▶ _LISTING_:
============================================================

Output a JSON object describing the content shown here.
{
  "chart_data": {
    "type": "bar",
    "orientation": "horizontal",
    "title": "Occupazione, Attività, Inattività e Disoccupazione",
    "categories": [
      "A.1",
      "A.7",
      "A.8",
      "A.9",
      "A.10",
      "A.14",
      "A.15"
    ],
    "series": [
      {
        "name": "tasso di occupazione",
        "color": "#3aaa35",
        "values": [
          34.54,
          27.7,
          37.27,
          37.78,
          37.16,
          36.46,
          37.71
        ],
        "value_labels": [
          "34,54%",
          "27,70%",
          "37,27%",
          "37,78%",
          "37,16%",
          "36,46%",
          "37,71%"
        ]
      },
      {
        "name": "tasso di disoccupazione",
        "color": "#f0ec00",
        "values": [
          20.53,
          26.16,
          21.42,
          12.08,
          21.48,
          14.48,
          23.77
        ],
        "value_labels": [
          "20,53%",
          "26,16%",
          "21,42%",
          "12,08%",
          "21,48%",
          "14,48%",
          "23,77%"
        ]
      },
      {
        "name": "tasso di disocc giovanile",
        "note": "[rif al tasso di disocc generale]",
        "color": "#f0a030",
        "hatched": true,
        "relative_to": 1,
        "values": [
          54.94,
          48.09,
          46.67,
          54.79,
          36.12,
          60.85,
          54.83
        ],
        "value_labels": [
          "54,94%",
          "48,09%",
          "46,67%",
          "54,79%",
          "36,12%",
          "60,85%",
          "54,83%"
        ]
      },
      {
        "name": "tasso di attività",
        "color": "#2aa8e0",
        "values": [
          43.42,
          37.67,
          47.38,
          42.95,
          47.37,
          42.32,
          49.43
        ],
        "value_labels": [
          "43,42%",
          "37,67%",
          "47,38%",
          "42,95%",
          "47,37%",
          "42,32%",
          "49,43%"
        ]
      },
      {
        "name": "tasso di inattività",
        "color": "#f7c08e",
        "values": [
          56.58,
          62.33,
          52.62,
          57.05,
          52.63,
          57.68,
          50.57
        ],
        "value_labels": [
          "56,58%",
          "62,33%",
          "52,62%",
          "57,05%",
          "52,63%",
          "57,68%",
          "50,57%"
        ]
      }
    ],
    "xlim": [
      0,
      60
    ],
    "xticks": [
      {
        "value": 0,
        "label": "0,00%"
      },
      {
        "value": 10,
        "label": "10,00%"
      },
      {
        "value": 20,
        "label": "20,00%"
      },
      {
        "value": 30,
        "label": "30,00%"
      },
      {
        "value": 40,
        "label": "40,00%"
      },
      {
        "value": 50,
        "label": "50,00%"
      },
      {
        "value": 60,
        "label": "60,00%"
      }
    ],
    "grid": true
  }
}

============================================================

▶ _WHAT THE TASK REQUIRES_: Lines of the material that contain the word "name" are to be gathered.

▶ _FULL SOLUTION_:
        "name": "tasso di occupazione",
        "name": "tasso di disoccupazione",
        "name": "tasso di disocc giovanile",
        "name": "tasso di attività",
        "name": "tasso di inattività",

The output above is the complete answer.